Task requirements: Make an exact copy of the entries below.

Raw records:
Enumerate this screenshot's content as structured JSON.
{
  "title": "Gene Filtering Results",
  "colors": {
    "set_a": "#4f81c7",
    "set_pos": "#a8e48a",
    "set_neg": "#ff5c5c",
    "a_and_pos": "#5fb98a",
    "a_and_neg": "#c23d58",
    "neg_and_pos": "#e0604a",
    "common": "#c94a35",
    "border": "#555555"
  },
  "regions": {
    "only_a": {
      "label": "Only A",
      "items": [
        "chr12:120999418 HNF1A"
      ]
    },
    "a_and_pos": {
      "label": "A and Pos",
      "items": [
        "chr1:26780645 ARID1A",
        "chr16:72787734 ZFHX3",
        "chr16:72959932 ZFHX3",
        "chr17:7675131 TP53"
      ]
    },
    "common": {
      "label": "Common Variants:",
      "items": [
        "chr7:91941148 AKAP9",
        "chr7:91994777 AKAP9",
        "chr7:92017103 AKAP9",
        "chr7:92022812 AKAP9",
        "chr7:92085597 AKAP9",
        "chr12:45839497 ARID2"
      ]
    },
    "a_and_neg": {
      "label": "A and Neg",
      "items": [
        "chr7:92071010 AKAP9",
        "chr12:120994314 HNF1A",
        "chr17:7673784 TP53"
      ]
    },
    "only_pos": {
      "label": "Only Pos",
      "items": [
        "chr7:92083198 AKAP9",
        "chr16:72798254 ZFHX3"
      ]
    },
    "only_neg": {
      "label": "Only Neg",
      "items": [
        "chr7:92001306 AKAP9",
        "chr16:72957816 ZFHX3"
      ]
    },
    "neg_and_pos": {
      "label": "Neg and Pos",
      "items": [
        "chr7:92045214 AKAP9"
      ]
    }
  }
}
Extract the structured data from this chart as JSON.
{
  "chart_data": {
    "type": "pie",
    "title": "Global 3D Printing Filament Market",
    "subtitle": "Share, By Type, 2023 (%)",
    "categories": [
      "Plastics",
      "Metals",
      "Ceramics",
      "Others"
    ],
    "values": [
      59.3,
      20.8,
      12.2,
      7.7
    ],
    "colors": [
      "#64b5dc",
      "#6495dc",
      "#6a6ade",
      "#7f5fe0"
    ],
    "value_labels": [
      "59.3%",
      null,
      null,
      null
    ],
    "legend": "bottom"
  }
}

Answer:
Enumerate this screenshot's content as structured JSON.
{
  "title": "Gene Filtering Results",
  "colors": {
    "set_a": "#4f81c7",
    "set_pos": "#a8e48a",
    "set_neg": "#ff5c5c",
    "a_and_pos": "#5fb98a",
    "a_and_neg": "#c23d58",
    "neg_and_pos": "#e0604a",
    "common": "#c94a35",
    "border": "#555555"
  },
  "regions": {
    "only_a": {
      "label": "Only A",
      "items": [
        "chr12:120999418 HNF1A"
      ]
    },
    "a_and_pos": {
      "label": "A and Pos",
      "items": [
        "chr1:26780645 ARID1A",
        "chr16:72787734 ZFHX3",
        "chr16:72959932 ZFHX3",
        "chr17:7675131 TP53"
      ]
    },
    "common": {
      "label": "Common Variants:",
      "items": [
        "chr7:91941148 AKAP9",
        "chr7:91994777 AKAP9",
        "chr7:92017103 AKAP9",
        "chr7:92022812 AKAP9",
        "chr7:92085597 AKAP9",
        "chr12:45839497 ARID2"
      ]
    },
    "a_and_neg": {
      "label": "A and Neg",
      "items": [
        "chr7:92071010 AKAP9",
        "chr12:120994314 HNF1A",
        "chr17:7673784 TP53"
      ]
    },
    "only_pos": {
      "label": "Only Pos",
      "items": [
        "chr7:92083198 AKAP9",
        "chr16:72798254 ZFHX3"
      ]
    },
    "only_neg": {
      "label": "Only Neg",
      "items": [
        "chr7:92001306 AKAP9",
        "chr16:72957816 ZFHX3"
      ]
    },
    "neg_and_pos": {
      "label": "Neg and Pos",
      "items": [
        "chr7:92045214 AKAP9"
      ]
    }
  }
}
Extract the structured data from this chart as JSON.
{
  "chart_data": {
    "type": "pie",
    "title": "Global 3D Printing Filament Market",
    "subtitle": "Share, By Type, 2023 (%)",
    "categories": [
      "Plastics",
      "Metals",
      "Ceramics",
      "Others"
    ],
    "values": [
      59.3,
      20.8,
      12.2,
      7.7
    ],
    "colors": [
      "#64b5dc",
      "#6495dc",
      "#6a6ade",
      "#7f5fe0"
    ],
    "value_labels": [
      "59.3%",
      null,
      null,
      null
    ],
    "legend": "bottom"
  }
}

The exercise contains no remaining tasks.